----- Information provided

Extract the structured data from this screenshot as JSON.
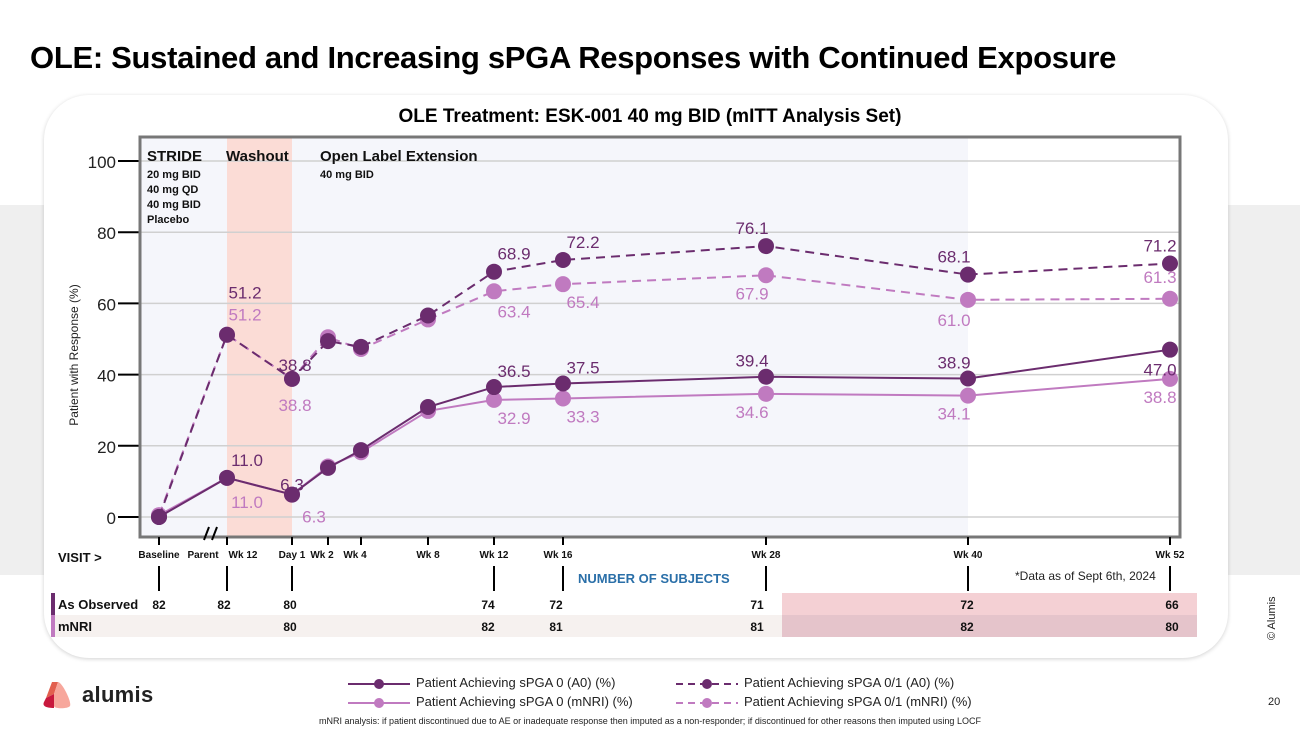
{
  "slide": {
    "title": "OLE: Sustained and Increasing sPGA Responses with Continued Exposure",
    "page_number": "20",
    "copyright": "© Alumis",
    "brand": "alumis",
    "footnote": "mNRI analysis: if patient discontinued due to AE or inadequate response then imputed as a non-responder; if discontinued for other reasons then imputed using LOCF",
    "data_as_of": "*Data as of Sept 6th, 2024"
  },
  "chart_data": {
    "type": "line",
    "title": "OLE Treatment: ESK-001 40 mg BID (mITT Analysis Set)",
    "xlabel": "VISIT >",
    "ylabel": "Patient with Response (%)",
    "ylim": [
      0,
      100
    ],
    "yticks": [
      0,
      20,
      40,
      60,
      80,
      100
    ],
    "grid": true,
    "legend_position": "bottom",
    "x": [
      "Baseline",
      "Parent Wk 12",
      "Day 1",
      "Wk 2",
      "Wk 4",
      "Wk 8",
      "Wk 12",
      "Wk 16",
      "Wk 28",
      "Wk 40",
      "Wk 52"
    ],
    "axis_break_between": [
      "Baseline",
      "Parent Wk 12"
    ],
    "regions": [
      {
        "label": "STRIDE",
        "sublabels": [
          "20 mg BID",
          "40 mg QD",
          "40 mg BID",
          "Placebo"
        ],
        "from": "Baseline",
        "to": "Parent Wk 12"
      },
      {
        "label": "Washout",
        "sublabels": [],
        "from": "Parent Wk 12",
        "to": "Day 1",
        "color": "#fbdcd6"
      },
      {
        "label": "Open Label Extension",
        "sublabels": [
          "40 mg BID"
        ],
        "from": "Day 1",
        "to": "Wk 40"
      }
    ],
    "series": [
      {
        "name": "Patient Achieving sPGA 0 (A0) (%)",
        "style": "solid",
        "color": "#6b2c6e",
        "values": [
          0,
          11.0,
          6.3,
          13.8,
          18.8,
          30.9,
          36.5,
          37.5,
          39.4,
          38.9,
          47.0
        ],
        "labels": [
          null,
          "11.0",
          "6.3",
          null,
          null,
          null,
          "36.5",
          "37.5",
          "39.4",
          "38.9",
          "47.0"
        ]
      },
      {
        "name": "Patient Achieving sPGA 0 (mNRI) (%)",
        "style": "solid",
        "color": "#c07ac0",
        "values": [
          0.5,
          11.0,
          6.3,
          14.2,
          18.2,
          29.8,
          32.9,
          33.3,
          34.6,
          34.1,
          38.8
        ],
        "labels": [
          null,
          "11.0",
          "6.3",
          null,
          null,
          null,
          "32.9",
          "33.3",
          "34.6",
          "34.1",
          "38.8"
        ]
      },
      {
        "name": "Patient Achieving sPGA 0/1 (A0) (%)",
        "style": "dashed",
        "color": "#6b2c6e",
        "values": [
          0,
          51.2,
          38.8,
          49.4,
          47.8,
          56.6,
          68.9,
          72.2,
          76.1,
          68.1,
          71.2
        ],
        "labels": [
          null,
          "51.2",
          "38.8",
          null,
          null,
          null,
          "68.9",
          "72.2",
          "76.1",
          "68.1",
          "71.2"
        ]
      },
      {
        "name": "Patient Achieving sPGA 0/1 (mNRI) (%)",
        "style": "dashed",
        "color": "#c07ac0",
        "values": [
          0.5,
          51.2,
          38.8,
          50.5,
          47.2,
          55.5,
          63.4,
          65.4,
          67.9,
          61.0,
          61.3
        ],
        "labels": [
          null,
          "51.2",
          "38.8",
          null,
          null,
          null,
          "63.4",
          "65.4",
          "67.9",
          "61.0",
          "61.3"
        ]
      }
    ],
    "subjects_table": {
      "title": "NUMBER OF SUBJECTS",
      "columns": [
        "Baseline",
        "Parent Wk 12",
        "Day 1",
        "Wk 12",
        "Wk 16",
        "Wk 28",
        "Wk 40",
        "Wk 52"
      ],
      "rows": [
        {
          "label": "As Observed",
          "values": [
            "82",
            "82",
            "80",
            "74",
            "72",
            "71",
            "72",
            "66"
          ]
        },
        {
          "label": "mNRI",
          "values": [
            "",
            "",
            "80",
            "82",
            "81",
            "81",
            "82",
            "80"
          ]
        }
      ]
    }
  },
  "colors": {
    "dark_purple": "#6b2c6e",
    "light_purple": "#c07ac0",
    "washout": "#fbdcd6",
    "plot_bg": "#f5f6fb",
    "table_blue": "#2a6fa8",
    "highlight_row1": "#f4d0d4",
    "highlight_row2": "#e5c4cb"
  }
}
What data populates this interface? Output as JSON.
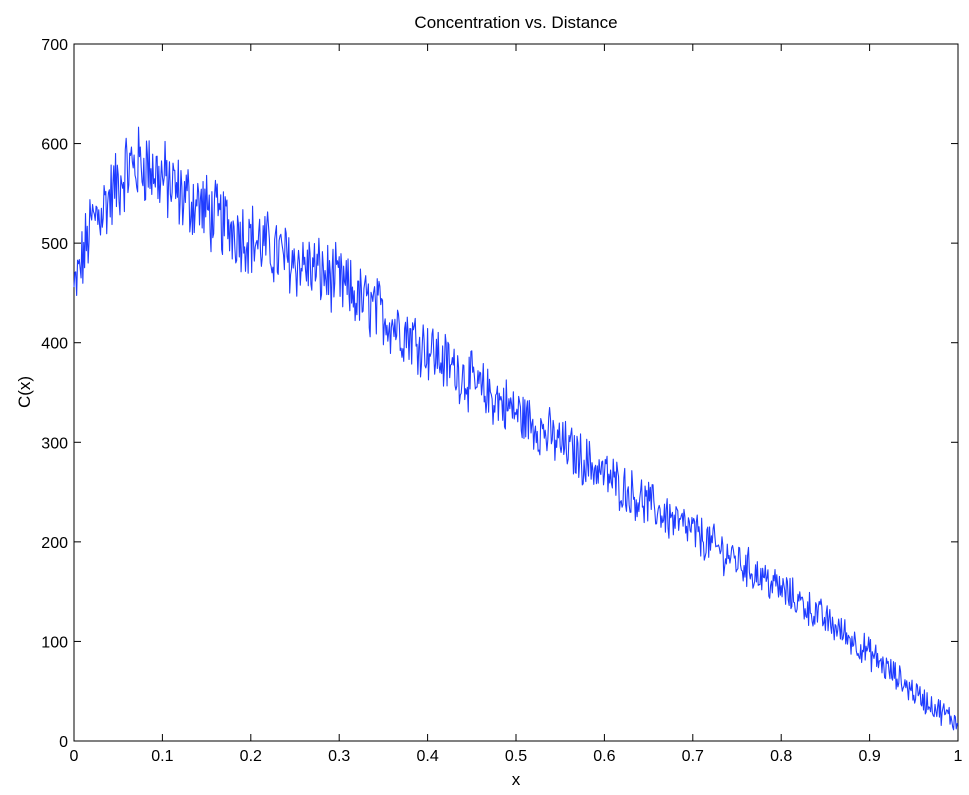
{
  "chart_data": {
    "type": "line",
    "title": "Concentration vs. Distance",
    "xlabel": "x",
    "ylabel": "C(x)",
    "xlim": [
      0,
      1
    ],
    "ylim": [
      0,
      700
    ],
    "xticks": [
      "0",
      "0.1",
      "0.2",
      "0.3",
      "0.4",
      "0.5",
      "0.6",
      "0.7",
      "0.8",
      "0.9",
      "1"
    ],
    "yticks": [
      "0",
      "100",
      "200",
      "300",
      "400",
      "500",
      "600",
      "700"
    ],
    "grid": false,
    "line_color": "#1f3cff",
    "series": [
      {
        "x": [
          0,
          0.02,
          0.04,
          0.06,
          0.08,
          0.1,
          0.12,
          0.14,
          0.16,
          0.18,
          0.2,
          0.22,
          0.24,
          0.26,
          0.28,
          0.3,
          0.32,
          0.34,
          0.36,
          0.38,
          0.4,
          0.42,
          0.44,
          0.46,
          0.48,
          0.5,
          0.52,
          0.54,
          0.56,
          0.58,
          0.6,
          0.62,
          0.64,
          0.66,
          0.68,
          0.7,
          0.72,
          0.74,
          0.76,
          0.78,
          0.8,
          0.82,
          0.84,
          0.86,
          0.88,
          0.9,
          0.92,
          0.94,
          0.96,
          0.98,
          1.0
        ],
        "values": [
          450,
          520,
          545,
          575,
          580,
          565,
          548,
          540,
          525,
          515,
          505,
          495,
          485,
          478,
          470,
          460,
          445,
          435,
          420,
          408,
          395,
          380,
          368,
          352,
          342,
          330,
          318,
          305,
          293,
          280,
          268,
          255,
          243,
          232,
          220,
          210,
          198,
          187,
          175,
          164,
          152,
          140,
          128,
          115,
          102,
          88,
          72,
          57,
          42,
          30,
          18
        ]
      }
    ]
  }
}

----------

Pick out each line containing the string "sPGA" and copy it.

    "title": "OLE: Sustained and Increasing sPGA Responses with Continued Exposure",
        "name": "Patient Achieving sPGA 0 (A0) (%)",
        "name": "Patient Achieving sPGA 0 (mNRI) (%)",
        "name": "Patient Achieving sPGA 0/1 (A0) (%)",
        "name": "Patient Achieving sPGA 0/1 (mNRI) (%)",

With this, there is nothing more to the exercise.